## Complete the following
1) In the passage on the FGFR4 variant in retinoblastoma, what minor allele frequency do the ExAC and gnomAD datasets give for the FGFR4 p.Gly388Arg variant?
2) Continue the passage on the FGFR4 variant in retinoblastoma, starting after its last sentence.

## Supplied passage
In this study, the effect of the FGFR4 p.Gly388Arg variant on 49 nonmutated patients with retinoblastoma of the RB1 gene, their 13 healthy relatives and 146 age- and gender-matched control groups, and the FGFR4 p Gly388Arg variant on patients with retinoblastoma and control groups used the bidirectional sequencing Sanger Sequencing process. As a result, we have investigated whether there could be a mechanism that initiates retinoblastoma oncogenesis.

Our first goal in this study was to establish if the variant FGFR4 p.Gly388Arg may be another primary mechanism in the formation of retinoblastoma other than the RB1 gene. In the research, no statistically significant difference in mutation in the FGFR4 p.Gly388Arg variant was identified between the patient and control groups. It was also assumed that the FGFR4 p.Gly388Arg variant was a population-specific polymorphism.

The most significant finding of this study is the explanation of the effect of a polymorphism in patients who have no RB1 mutation but are diagnosed with RB, triggering the conversion of the glycine amino acid to the amino acid of arginine at the 388 codon of the human FGFR4 gene. When the FGFR4 p.Gly388Arg variant minor allele frequency is screened in the ExAC and Genome Aggregation Database (gnomAD) datasets, it appears to be a known polymorphism in the general population with a MAF ratio of 0.3209. In our Turkish population-specific research, however, the FGFR4 p.Gly388Arg variant was found to be positive in 27 (55.1 percent) of 49 patients; mutation was found in 7 (53.8 percent) of these patients’ 13 healthy relatives screened. When FGFR4 p.Gly388Arg mutation status is evaluated in terms of 146 healthy controls, in 70 (47.9 percent) individuals, mutation was observed. As a result, in 104 (50 percent) of 208 individuals screened in total, the FGFR4 p.Gly388Arg mutation was detected. In view of all these findings, our analysis has shown that the frequency of FGFR4 p.Gly388Arg allele, which according to various databases is seen as 30 percent in the general population, is prevalent in the Turkish population at a rate of 50 percent.

## Information given

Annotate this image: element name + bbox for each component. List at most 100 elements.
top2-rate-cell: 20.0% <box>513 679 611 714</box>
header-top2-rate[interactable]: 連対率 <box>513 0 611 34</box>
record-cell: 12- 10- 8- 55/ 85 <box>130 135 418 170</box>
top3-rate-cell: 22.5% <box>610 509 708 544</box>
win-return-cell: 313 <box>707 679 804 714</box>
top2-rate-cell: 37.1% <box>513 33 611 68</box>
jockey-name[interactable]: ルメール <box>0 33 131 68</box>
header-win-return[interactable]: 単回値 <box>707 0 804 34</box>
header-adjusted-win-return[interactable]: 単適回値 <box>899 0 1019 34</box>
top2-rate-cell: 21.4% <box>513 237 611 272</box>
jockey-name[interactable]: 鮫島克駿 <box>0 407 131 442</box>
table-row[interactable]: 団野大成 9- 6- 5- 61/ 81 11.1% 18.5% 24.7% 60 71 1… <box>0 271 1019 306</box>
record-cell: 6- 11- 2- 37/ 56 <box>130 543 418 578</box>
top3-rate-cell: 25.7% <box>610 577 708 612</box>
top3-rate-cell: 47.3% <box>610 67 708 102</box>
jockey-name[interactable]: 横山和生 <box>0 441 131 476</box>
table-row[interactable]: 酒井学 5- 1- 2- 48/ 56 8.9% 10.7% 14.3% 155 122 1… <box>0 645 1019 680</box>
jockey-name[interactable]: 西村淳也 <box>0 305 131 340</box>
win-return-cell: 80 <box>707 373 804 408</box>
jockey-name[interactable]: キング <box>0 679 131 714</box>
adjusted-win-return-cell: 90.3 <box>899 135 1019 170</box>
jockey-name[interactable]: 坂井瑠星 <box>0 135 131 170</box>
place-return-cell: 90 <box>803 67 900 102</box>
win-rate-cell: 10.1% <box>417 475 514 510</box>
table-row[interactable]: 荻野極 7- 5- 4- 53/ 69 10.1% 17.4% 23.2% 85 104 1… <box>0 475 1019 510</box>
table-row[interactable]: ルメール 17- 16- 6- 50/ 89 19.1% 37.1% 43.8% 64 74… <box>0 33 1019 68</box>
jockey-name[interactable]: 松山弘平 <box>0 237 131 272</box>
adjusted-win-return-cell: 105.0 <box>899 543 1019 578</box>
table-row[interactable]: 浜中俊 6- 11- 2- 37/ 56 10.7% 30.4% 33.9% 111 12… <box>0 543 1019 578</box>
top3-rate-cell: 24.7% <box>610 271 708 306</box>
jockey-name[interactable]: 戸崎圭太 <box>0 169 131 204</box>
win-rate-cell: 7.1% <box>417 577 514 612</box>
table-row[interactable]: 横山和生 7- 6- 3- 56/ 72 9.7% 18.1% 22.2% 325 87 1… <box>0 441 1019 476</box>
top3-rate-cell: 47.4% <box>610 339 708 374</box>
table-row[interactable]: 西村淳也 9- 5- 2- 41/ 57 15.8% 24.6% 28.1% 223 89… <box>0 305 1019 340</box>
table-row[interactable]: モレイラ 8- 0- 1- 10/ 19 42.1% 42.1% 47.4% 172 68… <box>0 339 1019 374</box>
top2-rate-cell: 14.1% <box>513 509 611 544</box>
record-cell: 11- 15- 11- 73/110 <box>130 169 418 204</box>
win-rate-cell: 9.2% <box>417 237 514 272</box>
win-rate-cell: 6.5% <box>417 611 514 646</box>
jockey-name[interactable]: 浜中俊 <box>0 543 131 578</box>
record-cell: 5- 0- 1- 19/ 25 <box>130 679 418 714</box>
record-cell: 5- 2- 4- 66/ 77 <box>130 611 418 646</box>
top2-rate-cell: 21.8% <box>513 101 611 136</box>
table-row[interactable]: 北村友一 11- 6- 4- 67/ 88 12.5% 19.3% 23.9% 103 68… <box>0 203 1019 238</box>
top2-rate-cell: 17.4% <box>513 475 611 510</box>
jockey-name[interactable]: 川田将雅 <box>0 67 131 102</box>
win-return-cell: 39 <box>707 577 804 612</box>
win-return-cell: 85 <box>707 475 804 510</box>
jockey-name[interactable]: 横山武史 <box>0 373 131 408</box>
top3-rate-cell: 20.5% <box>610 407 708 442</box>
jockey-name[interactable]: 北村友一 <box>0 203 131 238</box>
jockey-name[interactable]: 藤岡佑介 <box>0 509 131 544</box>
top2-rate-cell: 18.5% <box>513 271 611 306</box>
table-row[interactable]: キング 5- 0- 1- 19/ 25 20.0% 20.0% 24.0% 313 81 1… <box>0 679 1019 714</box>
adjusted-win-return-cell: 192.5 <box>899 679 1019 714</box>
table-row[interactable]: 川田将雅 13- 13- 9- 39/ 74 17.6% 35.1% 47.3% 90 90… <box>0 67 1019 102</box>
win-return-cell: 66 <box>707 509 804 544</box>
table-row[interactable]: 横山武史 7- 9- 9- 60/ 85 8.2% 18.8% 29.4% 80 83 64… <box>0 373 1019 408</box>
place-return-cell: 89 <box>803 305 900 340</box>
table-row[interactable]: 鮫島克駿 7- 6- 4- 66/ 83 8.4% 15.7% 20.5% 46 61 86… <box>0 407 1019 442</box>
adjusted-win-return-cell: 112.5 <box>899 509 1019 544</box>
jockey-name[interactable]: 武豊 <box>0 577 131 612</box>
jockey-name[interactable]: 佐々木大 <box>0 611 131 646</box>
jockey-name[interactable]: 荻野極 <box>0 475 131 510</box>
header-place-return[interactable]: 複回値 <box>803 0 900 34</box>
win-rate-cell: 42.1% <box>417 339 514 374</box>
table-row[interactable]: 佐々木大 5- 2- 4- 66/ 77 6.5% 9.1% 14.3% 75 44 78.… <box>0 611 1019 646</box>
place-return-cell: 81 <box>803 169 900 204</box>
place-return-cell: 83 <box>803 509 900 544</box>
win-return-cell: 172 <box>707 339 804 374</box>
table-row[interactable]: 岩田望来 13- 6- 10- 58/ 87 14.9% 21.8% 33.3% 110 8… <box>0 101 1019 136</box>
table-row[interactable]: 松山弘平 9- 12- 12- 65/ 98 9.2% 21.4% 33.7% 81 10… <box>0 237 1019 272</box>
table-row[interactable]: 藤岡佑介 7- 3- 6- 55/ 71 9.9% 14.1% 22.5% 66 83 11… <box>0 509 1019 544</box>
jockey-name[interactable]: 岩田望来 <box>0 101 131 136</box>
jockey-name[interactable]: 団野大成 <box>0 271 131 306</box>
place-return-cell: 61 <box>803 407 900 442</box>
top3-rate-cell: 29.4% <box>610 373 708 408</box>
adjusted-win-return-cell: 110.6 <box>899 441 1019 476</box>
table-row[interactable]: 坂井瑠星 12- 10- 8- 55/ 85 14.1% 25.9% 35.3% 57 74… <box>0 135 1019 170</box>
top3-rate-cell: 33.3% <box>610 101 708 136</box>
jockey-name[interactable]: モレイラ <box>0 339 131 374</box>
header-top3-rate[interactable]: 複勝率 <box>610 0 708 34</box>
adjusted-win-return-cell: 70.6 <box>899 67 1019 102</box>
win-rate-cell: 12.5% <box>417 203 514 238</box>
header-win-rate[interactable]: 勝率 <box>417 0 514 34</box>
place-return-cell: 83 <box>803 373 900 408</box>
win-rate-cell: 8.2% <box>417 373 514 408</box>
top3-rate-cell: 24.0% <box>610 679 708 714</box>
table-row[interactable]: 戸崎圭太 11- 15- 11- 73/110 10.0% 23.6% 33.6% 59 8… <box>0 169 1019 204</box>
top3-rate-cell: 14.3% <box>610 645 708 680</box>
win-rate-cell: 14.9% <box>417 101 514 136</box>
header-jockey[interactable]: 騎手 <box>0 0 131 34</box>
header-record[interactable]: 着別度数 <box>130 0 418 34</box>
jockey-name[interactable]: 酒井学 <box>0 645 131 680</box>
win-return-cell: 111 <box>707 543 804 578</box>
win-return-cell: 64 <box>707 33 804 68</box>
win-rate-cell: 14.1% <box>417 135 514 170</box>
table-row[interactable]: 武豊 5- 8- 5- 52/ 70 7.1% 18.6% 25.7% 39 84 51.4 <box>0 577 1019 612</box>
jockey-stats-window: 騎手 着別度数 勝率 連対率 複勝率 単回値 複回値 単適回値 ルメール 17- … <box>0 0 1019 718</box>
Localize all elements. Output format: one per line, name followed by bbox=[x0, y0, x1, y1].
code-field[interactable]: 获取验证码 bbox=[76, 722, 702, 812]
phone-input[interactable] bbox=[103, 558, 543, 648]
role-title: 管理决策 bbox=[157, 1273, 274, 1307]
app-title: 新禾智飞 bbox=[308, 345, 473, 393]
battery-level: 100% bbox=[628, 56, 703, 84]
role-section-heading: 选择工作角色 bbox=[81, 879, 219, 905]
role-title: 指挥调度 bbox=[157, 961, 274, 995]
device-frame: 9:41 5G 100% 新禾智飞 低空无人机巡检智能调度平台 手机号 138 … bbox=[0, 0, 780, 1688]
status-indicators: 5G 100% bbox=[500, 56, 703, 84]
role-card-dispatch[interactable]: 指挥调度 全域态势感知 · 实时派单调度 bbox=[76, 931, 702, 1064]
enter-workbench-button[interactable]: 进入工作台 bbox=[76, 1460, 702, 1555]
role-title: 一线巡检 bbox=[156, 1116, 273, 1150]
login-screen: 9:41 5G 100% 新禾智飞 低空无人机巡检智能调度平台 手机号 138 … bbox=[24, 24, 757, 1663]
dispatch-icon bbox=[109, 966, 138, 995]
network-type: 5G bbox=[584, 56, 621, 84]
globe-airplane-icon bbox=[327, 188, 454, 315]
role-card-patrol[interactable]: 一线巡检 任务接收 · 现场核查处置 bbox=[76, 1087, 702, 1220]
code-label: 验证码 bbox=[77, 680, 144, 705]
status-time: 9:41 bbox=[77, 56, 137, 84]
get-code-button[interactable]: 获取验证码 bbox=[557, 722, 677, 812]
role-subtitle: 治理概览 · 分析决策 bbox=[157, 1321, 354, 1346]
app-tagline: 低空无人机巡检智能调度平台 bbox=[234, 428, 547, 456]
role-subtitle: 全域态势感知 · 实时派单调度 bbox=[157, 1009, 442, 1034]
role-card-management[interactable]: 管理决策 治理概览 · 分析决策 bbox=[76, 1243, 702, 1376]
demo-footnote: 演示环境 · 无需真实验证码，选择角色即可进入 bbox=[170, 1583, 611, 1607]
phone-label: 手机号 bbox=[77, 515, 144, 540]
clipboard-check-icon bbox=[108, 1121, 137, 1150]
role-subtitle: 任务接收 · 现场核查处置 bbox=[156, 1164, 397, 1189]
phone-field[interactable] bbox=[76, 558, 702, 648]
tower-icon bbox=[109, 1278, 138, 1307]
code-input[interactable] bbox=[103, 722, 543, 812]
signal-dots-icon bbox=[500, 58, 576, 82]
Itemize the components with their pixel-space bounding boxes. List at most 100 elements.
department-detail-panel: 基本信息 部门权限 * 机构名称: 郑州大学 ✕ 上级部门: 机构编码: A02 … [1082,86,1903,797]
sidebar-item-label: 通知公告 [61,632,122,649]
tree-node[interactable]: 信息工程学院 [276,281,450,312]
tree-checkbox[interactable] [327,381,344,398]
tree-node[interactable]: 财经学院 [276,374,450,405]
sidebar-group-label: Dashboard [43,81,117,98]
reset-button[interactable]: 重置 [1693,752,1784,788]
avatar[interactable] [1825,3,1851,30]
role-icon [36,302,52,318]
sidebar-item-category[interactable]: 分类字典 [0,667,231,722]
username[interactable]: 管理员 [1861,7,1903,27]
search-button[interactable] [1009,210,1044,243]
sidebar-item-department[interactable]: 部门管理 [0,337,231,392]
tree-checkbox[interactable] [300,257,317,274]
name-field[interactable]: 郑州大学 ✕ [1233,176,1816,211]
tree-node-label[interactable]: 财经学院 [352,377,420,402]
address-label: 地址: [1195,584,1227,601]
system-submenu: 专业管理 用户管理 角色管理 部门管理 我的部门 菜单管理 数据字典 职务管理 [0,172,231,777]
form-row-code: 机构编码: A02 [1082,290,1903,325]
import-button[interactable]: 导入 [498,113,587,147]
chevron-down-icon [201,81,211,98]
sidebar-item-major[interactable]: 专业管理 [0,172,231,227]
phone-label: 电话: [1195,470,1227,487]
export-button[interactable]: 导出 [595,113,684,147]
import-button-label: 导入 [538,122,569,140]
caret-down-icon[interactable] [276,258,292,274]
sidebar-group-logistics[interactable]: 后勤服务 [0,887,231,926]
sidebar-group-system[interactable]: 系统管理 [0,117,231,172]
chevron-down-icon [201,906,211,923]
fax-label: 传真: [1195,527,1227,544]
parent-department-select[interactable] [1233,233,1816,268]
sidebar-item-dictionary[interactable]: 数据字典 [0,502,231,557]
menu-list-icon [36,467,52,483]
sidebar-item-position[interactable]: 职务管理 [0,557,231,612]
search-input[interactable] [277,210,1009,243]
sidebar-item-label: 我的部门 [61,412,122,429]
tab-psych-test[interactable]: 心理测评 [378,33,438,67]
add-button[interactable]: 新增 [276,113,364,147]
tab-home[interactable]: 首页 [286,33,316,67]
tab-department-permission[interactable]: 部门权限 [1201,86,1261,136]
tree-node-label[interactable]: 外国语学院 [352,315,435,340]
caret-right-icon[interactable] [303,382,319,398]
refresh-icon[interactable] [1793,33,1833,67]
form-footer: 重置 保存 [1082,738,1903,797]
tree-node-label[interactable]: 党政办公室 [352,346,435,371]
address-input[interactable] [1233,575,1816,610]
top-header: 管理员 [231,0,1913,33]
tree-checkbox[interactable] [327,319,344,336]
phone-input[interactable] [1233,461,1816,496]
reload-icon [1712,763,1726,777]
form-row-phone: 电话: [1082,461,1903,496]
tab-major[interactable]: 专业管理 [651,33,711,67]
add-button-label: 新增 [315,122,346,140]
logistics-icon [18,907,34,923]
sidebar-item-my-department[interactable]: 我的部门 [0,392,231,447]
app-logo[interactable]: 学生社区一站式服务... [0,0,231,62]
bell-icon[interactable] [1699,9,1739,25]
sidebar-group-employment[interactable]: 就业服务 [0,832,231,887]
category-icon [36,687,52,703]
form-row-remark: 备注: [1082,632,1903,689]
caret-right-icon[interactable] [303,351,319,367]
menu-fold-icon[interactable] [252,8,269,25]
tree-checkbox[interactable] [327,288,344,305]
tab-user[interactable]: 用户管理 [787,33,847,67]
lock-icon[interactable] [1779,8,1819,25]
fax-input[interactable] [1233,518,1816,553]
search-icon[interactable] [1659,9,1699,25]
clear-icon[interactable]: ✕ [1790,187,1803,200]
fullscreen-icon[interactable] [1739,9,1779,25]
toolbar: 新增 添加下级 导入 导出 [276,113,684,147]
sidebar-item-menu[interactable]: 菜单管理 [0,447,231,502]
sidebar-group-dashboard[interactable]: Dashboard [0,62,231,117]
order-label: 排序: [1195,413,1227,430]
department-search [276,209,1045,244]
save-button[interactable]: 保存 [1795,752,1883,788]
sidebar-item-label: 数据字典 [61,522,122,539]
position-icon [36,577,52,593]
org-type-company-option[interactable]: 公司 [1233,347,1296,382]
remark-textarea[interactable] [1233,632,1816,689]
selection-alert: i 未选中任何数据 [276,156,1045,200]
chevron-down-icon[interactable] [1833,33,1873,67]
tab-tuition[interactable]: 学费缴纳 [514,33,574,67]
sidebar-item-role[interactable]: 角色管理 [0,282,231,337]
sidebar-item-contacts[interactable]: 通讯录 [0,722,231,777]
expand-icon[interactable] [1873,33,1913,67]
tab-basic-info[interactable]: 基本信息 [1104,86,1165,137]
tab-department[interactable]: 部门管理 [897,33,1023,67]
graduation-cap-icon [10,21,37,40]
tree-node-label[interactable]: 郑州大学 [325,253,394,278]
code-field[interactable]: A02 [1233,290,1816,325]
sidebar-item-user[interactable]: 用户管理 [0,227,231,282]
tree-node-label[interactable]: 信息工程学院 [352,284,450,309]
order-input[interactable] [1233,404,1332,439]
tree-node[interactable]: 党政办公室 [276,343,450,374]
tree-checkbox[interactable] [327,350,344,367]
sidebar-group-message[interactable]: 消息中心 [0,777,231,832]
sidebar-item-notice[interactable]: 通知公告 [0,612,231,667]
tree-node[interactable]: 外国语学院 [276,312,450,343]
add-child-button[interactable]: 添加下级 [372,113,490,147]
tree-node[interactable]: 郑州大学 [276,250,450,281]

## Answers for the exercise
1) 0.3209

2)
Nonetheless, our statistical study clearly showed that, in advanced stage patients diagnosed with retinoblastoma prior to 24 months, the FGFR4 p.Gly388Arg allele was significantly higher. As a result, these findings suggest that the FGFR4 p.Gly388Arg allele may play a role in both aggressive tumor progression and tumor formation. Furthermore, taking into account the status of the FGFR4 p.Gly388Arg allele, this polymporphism can be considered to be a novel alternative for predicting clinical development and assessing the stage of disease in patients with advanced stage retinoblastoma. Studies on a wider community of patients with longer follow-up data will help to test this theory. The findings to be obtained from future studies are expected to contribute to the literature on the pathogenesis, etiology, and genetic origin of retinoblastoma and to direct the next generation in terms of early detection and options for treatment. In addition, genetic testing in the prenatal and preimplantation phases in new family pregnancies may be conducted to predict the disease until the baby is born, or the gene-borne disease in the family can be fully removed by in vitro fertilization (ivf).

Data Availability

The data used to support the findings of this study are restricted by the Local and Clinical Research Ethics Committee of Istanbul University in order to protect patient privacy.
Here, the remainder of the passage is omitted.